-- BEGIN DATA EXCERPTS --

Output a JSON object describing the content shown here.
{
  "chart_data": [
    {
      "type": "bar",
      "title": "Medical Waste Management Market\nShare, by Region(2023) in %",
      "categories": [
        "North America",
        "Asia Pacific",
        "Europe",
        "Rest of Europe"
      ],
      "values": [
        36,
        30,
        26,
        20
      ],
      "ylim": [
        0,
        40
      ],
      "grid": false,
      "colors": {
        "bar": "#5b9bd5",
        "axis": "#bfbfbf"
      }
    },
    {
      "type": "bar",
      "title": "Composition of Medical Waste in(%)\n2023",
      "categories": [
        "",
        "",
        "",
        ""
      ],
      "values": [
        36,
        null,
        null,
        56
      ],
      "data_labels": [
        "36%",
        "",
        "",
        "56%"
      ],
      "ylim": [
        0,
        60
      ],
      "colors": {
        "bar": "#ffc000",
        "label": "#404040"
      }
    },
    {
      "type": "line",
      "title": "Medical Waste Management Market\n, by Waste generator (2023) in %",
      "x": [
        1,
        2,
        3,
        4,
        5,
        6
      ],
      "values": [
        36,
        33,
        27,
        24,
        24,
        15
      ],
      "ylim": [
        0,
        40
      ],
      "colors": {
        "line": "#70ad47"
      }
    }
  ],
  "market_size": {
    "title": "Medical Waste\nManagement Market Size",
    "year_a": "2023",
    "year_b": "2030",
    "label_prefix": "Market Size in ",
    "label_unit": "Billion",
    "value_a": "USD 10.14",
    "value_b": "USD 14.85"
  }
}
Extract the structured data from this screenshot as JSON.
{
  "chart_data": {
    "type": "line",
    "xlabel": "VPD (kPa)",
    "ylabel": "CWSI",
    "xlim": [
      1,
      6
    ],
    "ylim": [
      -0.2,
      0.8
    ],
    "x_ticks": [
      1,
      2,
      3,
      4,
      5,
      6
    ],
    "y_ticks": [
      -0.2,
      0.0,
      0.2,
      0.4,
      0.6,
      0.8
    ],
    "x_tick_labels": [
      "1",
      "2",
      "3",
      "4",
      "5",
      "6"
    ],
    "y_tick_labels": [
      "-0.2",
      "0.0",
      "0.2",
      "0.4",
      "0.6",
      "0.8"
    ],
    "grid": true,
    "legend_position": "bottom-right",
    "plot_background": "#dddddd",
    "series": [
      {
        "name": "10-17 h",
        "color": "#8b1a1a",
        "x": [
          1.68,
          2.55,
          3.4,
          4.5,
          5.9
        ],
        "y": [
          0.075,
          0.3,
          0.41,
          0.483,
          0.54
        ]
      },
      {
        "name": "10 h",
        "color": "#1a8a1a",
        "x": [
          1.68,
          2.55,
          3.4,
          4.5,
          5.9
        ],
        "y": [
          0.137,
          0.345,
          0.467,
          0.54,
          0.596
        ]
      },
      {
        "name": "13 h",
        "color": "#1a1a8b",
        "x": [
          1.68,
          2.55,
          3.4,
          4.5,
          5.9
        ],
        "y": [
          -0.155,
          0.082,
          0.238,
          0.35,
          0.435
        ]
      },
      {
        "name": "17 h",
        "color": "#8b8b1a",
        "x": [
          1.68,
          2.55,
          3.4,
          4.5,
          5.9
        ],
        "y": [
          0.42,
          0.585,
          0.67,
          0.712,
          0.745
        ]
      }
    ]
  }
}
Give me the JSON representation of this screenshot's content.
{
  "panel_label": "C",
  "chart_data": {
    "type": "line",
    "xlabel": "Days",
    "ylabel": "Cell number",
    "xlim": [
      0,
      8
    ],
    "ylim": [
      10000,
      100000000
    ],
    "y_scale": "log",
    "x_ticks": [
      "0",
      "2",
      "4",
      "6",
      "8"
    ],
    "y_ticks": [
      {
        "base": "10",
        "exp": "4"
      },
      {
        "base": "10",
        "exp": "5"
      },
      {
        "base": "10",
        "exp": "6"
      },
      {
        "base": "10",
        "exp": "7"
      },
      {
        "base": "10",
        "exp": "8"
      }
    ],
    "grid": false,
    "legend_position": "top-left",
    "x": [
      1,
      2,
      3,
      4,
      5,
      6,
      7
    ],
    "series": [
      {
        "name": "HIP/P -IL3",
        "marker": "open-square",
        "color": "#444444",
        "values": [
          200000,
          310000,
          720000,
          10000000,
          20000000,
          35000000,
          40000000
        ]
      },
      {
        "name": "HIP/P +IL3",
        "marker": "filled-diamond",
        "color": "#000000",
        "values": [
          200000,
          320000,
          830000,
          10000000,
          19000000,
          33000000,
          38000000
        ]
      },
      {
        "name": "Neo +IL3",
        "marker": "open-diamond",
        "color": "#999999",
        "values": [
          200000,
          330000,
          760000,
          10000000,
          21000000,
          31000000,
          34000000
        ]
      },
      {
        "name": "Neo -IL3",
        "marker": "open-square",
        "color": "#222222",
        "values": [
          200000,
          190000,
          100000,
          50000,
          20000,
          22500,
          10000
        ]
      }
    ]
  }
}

-- END DATA EXCERPTS --

Make a list of all lines in the data that contain "JSON".

# FULL ANSWER:
Output a JSON object describing the content shown here.
Extract the structured data from this screenshot as JSON.
Give me the JSON representation of this screenshot's content.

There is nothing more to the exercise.